_TASK BRIEF_
Look through the data below, tally the lines where "name" occurs, and write the total alone.
Start of Block
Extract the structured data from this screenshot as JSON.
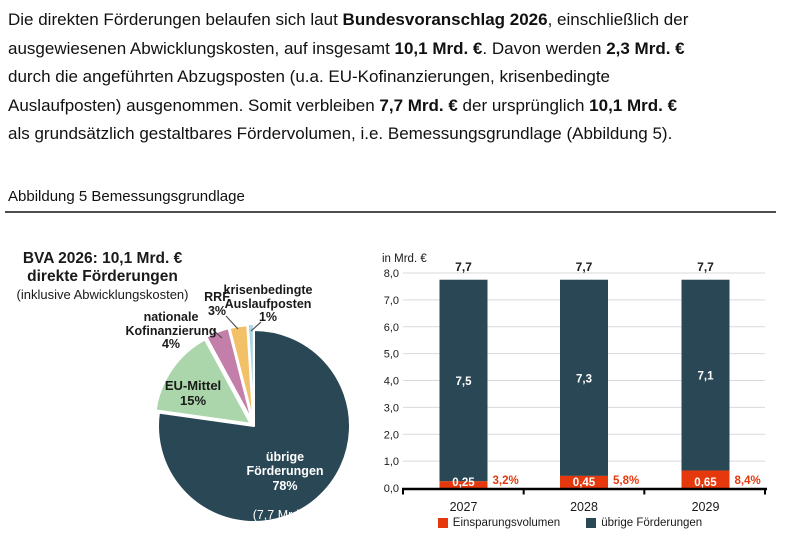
{
  "page": {
    "paragraph": [
      [
        {
          "t": "Die direkten Förderungen belaufen sich laut ",
          "b": 0
        },
        {
          "t": "Bundesvoranschlag 2026",
          "b": 1
        },
        {
          "t": ", einschließlich der",
          "b": 0
        }
      ],
      [
        {
          "t": "ausgewiesenen Abwicklungskosten, auf insgesamt ",
          "b": 0
        },
        {
          "t": "10,1 Mrd. €",
          "b": 1
        },
        {
          "t": ". Davon werden ",
          "b": 0
        },
        {
          "t": "2,3 Mrd. €",
          "b": 1
        }
      ],
      [
        {
          "t": "durch die angeführten Abzugsposten (u.a. EU-Kofinanzierungen, krisenbedingte",
          "b": 0
        }
      ],
      [
        {
          "t": "Auslaufposten) ausgenommen. Somit verbleiben ",
          "b": 0
        },
        {
          "t": "7,7 Mrd. €",
          "b": 1
        },
        {
          "t": " der ursprünglich ",
          "b": 0
        },
        {
          "t": "10,1 Mrd. €",
          "b": 1
        }
      ],
      [
        {
          "t": "als grundsätzlich gestaltbares Fördervolumen, i.e. Bemessungsgrundlage (Abbildung 5).",
          "b": 0
        }
      ]
    ],
    "figure_caption": "Abbildung 5 Bemessungsgrundlage"
  },
  "colors": {
    "dark_teal": "#2a4755",
    "red": "#e5380d",
    "green": "#abd5aa",
    "pink": "#c37fa9",
    "orange": "#f2c066",
    "light_blue": "#a9d6e5",
    "gridline": "#d9d9d9",
    "axis": "#000000",
    "leader": "#555555"
  },
  "chart_data": [
    {
      "type": "pie",
      "title": "BVA 2026: 10,1 Mrd. € direkte Förderungen (inklusive Abwicklungskosten)",
      "slices": [
        {
          "label": "übrige Förderungen",
          "pct": 78,
          "note": "7,7 Mrd. €",
          "color": "#2a4755"
        },
        {
          "label": "EU-Mittel",
          "pct": 15,
          "color": "#abd5aa"
        },
        {
          "label": "nationale Kofinanzierung",
          "pct": 4,
          "color": "#c37fa9"
        },
        {
          "label": "RRF",
          "pct": 3,
          "color": "#f2c066"
        },
        {
          "label": "krisenbedingte Auslaufposten",
          "pct": 1,
          "color": "#a9d6e5"
        }
      ],
      "display": {
        "title_line1": "BVA 2026: 10,1 Mrd. €",
        "title_line2": "direkte Förderungen",
        "title_line3": "(inklusive Abwicklungskosten)",
        "nat_label": "nationale\nKofinanzierung\n4%",
        "rrf_label": "RRF\n3%",
        "krisen_label": "krisenbedingte\nAuslaufposten\n1%",
        "eu_label": "EU-Mittel\n15%",
        "uebrige_label": "übrige\nFörderungen\n78%",
        "uebrige_note": "(7,7 Mrd. €)"
      }
    },
    {
      "type": "bar",
      "stacked": true,
      "unit_label": "in Mrd. €",
      "categories": [
        "2027",
        "2028",
        "2029"
      ],
      "series": [
        {
          "name": "Einsparungsvolumen",
          "color": "#e5380d",
          "values": [
            0.25,
            0.45,
            0.65
          ],
          "value_labels": [
            "0,25",
            "0,45",
            "0,65"
          ],
          "pct_labels": [
            "3,2%",
            "5,8%",
            "8,4%"
          ]
        },
        {
          "name": "übrige Förderungen",
          "color": "#2a4755",
          "values": [
            7.5,
            7.3,
            7.1
          ],
          "value_labels": [
            "7,5",
            "7,3",
            "7,1"
          ]
        }
      ],
      "total_labels": [
        "7,7",
        "7,7",
        "7,7"
      ],
      "ylim": [
        0,
        8
      ],
      "ytick_labels": [
        "0,0",
        "1,0",
        "2,0",
        "3,0",
        "4,0",
        "5,0",
        "6,0",
        "7,0",
        "8,0"
      ],
      "grid": true,
      "legend_position": "bottom"
    }
  ]
}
End of Block
_SOLUTION TO THE EXERCISE_
2